(What you will do) The records underneath are to be repeated exactly, with the pictures left out.

[Entries from a visual dataset]

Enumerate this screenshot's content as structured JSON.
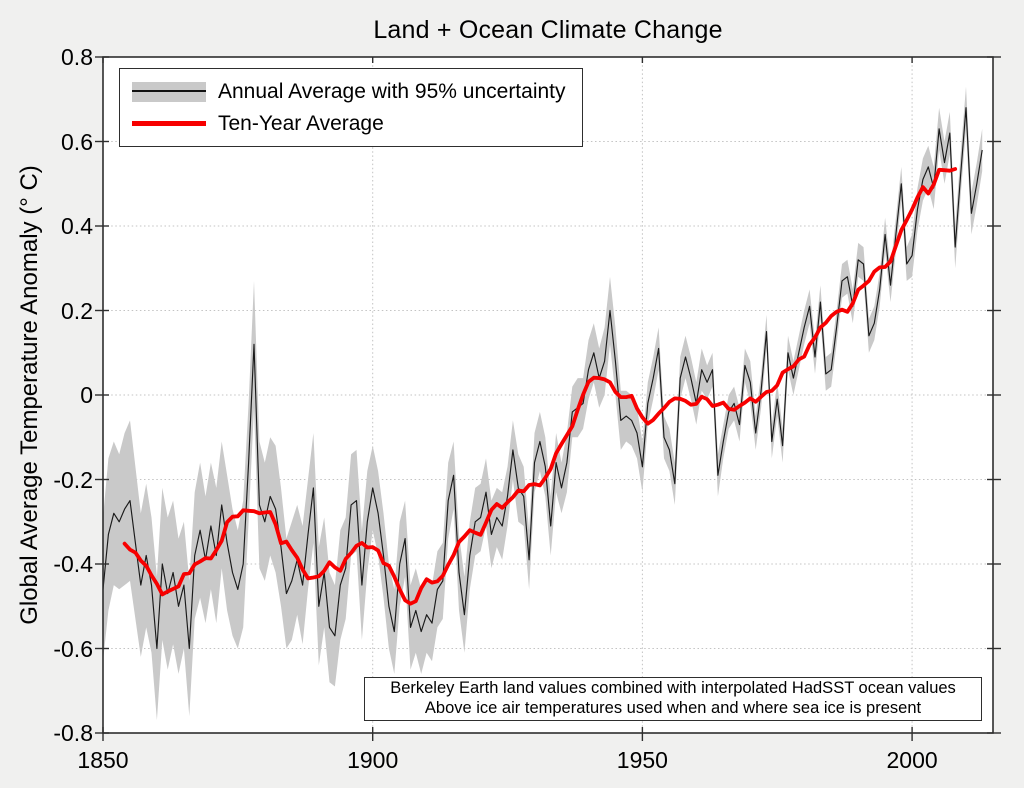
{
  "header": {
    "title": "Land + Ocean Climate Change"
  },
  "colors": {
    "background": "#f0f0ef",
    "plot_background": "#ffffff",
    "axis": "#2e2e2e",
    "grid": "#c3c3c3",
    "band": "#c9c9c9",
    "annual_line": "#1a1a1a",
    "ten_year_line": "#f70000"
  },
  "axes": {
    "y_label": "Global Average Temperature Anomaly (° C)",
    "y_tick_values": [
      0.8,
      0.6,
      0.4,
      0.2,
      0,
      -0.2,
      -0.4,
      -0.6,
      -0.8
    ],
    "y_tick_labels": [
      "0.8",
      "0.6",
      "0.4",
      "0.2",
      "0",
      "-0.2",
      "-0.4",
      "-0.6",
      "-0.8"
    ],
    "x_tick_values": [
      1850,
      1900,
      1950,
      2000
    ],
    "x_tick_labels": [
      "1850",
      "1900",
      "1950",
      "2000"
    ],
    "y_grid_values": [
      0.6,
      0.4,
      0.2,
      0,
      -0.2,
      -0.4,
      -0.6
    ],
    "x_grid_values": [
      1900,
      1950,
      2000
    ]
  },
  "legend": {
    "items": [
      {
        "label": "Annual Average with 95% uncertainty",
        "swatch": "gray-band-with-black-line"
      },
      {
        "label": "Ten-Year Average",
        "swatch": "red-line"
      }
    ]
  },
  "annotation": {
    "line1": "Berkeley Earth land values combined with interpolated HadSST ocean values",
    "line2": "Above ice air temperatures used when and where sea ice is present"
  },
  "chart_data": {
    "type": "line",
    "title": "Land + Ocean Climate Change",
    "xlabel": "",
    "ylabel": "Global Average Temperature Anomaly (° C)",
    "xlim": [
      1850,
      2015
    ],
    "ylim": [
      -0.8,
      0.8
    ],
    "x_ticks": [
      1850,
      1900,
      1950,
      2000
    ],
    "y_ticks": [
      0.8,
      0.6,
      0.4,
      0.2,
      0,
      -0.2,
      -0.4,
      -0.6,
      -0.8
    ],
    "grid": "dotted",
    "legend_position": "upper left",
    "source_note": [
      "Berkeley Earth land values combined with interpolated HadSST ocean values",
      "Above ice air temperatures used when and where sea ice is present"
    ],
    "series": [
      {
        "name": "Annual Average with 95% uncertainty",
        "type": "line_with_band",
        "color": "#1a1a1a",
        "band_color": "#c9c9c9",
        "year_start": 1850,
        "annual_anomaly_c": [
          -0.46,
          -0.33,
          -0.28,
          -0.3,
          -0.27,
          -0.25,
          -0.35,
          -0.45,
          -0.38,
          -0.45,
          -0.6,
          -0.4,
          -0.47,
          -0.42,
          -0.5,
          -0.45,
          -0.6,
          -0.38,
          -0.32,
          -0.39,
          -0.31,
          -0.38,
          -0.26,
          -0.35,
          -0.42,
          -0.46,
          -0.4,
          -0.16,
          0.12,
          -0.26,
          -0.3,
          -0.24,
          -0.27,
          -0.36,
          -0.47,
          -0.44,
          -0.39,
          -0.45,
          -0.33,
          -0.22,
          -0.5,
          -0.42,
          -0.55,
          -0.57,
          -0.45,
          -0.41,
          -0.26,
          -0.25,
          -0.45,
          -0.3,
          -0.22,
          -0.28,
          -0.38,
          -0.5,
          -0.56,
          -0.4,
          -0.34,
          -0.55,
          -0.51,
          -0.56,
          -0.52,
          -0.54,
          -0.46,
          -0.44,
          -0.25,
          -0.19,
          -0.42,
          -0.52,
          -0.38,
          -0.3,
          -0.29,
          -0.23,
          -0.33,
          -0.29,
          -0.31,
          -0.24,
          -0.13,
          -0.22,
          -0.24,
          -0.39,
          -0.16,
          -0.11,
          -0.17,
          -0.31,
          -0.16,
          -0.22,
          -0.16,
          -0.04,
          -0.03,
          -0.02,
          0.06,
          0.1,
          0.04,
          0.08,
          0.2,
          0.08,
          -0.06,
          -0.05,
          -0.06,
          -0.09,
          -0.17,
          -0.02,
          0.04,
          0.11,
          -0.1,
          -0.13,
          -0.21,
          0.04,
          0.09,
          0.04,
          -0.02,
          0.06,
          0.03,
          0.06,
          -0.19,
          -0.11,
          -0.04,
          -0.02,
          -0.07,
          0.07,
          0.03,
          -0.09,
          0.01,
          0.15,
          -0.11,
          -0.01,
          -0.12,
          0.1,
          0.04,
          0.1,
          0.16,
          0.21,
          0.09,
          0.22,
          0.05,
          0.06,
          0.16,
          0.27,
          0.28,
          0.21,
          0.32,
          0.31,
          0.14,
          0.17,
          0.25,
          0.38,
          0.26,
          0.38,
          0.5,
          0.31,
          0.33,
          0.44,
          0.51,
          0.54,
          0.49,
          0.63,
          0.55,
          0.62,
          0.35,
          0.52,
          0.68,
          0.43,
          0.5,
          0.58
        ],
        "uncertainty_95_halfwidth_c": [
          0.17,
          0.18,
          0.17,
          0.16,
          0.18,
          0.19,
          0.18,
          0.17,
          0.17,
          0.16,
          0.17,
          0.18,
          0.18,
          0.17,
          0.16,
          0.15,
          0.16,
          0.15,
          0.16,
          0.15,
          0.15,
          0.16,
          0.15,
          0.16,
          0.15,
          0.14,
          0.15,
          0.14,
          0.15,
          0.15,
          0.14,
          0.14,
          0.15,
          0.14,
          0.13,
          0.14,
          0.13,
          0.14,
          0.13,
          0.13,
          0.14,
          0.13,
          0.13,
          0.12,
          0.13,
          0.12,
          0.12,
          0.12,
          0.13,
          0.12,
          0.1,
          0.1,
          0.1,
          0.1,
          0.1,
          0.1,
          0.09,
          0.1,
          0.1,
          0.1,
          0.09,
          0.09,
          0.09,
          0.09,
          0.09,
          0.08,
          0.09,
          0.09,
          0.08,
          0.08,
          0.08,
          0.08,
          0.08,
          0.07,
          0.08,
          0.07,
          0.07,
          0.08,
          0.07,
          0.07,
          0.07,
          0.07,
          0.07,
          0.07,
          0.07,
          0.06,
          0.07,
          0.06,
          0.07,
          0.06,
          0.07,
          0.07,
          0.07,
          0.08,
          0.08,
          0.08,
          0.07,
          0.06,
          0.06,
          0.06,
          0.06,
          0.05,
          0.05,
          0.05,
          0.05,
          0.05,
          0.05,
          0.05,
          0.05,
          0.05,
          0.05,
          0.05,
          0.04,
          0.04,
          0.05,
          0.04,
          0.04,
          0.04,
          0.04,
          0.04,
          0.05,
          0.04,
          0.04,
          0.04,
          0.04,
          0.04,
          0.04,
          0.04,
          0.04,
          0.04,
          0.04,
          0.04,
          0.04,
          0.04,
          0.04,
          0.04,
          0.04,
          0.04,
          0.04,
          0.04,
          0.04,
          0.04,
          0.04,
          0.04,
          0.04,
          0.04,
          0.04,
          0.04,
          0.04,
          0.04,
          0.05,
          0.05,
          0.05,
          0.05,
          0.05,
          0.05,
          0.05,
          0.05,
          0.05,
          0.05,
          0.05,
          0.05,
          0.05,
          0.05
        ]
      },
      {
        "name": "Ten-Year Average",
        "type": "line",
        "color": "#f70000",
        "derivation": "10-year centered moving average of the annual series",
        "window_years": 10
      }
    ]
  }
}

(Written response)
Enumerate this screenshot's content as structured JSON.
{
  "header": {
    "title": "Land + Ocean Climate Change"
  },
  "colors": {
    "background": "#f0f0ef",
    "plot_background": "#ffffff",
    "axis": "#2e2e2e",
    "grid": "#c3c3c3",
    "band": "#c9c9c9",
    "annual_line": "#1a1a1a",
    "ten_year_line": "#f70000"
  },
  "axes": {
    "y_label": "Global Average Temperature Anomaly (° C)",
    "y_tick_values": [
      0.8,
      0.6,
      0.4,
      0.2,
      0,
      -0.2,
      -0.4,
      -0.6,
      -0.8
    ],
    "y_tick_labels": [
      "0.8",
      "0.6",
      "0.4",
      "0.2",
      "0",
      "-0.2",
      "-0.4",
      "-0.6",
      "-0.8"
    ],
    "x_tick_values": [
      1850,
      1900,
      1950,
      2000
    ],
    "x_tick_labels": [
      "1850",
      "1900",
      "1950",
      "2000"
    ],
    "y_grid_values": [
      0.6,
      0.4,
      0.2,
      0,
      -0.2,
      -0.4,
      -0.6
    ],
    "x_grid_values": [
      1900,
      1950,
      2000
    ]
  },
  "legend": {
    "items": [
      {
        "label": "Annual Average with 95% uncertainty",
        "swatch": "gray-band-with-black-line"
      },
      {
        "label": "Ten-Year Average",
        "swatch": "red-line"
      }
    ]
  },
  "annotation": {
    "line1": "Berkeley Earth land values combined with interpolated HadSST ocean values",
    "line2": "Above ice air temperatures used when and where sea ice is present"
  },
  "chart_data": {
    "type": "line",
    "title": "Land + Ocean Climate Change",
    "xlabel": "",
    "ylabel": "Global Average Temperature Anomaly (° C)",
    "xlim": [
      1850,
      2015
    ],
    "ylim": [
      -0.8,
      0.8
    ],
    "x_ticks": [
      1850,
      1900,
      1950,
      2000
    ],
    "y_ticks": [
      0.8,
      0.6,
      0.4,
      0.2,
      0,
      -0.2,
      -0.4,
      -0.6,
      -0.8
    ],
    "grid": "dotted",
    "legend_position": "upper left",
    "source_note": [
      "Berkeley Earth land values combined with interpolated HadSST ocean values",
      "Above ice air temperatures used when and where sea ice is present"
    ],
    "series": [
      {
        "name": "Annual Average with 95% uncertainty",
        "type": "line_with_band",
        "color": "#1a1a1a",
        "band_color": "#c9c9c9",
        "year_start": 1850,
        "annual_anomaly_c": [
          -0.46,
          -0.33,
          -0.28,
          -0.3,
          -0.27,
          -0.25,
          -0.35,
          -0.45,
          -0.38,
          -0.45,
          -0.6,
          -0.4,
          -0.47,
          -0.42,
          -0.5,
          -0.45,
          -0.6,
          -0.38,
          -0.32,
          -0.39,
          -0.31,
          -0.38,
          -0.26,
          -0.35,
          -0.42,
          -0.46,
          -0.4,
          -0.16,
          0.12,
          -0.26,
          -0.3,
          -0.24,
          -0.27,
          -0.36,
          -0.47,
          -0.44,
          -0.39,
          -0.45,
          -0.33,
          -0.22,
          -0.5,
          -0.42,
          -0.55,
          -0.57,
          -0.45,
          -0.41,
          -0.26,
          -0.25,
          -0.45,
          -0.3,
          -0.22,
          -0.28,
          -0.38,
          -0.5,
          -0.56,
          -0.4,
          -0.34,
          -0.55,
          -0.51,
          -0.56,
          -0.52,
          -0.54,
          -0.46,
          -0.44,
          -0.25,
          -0.19,
          -0.42,
          -0.52,
          -0.38,
          -0.3,
          -0.29,
          -0.23,
          -0.33,
          -0.29,
          -0.31,
          -0.24,
          -0.13,
          -0.22,
          -0.24,
          -0.39,
          -0.16,
          -0.11,
          -0.17,
          -0.31,
          -0.16,
          -0.22,
          -0.16,
          -0.04,
          -0.03,
          -0.02,
          0.06,
          0.1,
          0.04,
          0.08,
          0.2,
          0.08,
          -0.06,
          -0.05,
          -0.06,
          -0.09,
          -0.17,
          -0.02,
          0.04,
          0.11,
          -0.1,
          -0.13,
          -0.21,
          0.04,
          0.09,
          0.04,
          -0.02,
          0.06,
          0.03,
          0.06,
          -0.19,
          -0.11,
          -0.04,
          -0.02,
          -0.07,
          0.07,
          0.03,
          -0.09,
          0.01,
          0.15,
          -0.11,
          -0.01,
          -0.12,
          0.1,
          0.04,
          0.1,
          0.16,
          0.21,
          0.09,
          0.22,
          0.05,
          0.06,
          0.16,
          0.27,
          0.28,
          0.21,
          0.32,
          0.31,
          0.14,
          0.17,
          0.25,
          0.38,
          0.26,
          0.38,
          0.5,
          0.31,
          0.33,
          0.44,
          0.51,
          0.54,
          0.49,
          0.63,
          0.55,
          0.62,
          0.35,
          0.52,
          0.68,
          0.43,
          0.5,
          0.58
        ],
        "uncertainty_95_halfwidth_c": [
          0.17,
          0.18,
          0.17,
          0.16,
          0.18,
          0.19,
          0.18,
          0.17,
          0.17,
          0.16,
          0.17,
          0.18,
          0.18,
          0.17,
          0.16,
          0.15,
          0.16,
          0.15,
          0.16,
          0.15,
          0.15,
          0.16,
          0.15,
          0.16,
          0.15,
          0.14,
          0.15,
          0.14,
          0.15,
          0.15,
          0.14,
          0.14,
          0.15,
          0.14,
          0.13,
          0.14,
          0.13,
          0.14,
          0.13,
          0.13,
          0.14,
          0.13,
          0.13,
          0.12,
          0.13,
          0.12,
          0.12,
          0.12,
          0.13,
          0.12,
          0.1,
          0.1,
          0.1,
          0.1,
          0.1,
          0.1,
          0.09,
          0.1,
          0.1,
          0.1,
          0.09,
          0.09,
          0.09,
          0.09,
          0.09,
          0.08,
          0.09,
          0.09,
          0.08,
          0.08,
          0.08,
          0.08,
          0.08,
          0.07,
          0.08,
          0.07,
          0.07,
          0.08,
          0.07,
          0.07,
          0.07,
          0.07,
          0.07,
          0.07,
          0.07,
          0.06,
          0.07,
          0.06,
          0.07,
          0.06,
          0.07,
          0.07,
          0.07,
          0.08,
          0.08,
          0.08,
          0.07,
          0.06,
          0.06,
          0.06,
          0.06,
          0.05,
          0.05,
          0.05,
          0.05,
          0.05,
          0.05,
          0.05,
          0.05,
          0.05,
          0.05,
          0.05,
          0.04,
          0.04,
          0.05,
          0.04,
          0.04,
          0.04,
          0.04,
          0.04,
          0.05,
          0.04,
          0.04,
          0.04,
          0.04,
          0.04,
          0.04,
          0.04,
          0.04,
          0.04,
          0.04,
          0.04,
          0.04,
          0.04,
          0.04,
          0.04,
          0.04,
          0.04,
          0.04,
          0.04,
          0.04,
          0.04,
          0.04,
          0.04,
          0.04,
          0.04,
          0.04,
          0.04,
          0.04,
          0.04,
          0.05,
          0.05,
          0.05,
          0.05,
          0.05,
          0.05,
          0.05,
          0.05,
          0.05,
          0.05,
          0.05,
          0.05,
          0.05,
          0.05
        ]
      },
      {
        "name": "Ten-Year Average",
        "type": "line",
        "color": "#f70000",
        "derivation": "10-year centered moving average of the annual series",
        "window_years": 10
      }
    ]
  }
}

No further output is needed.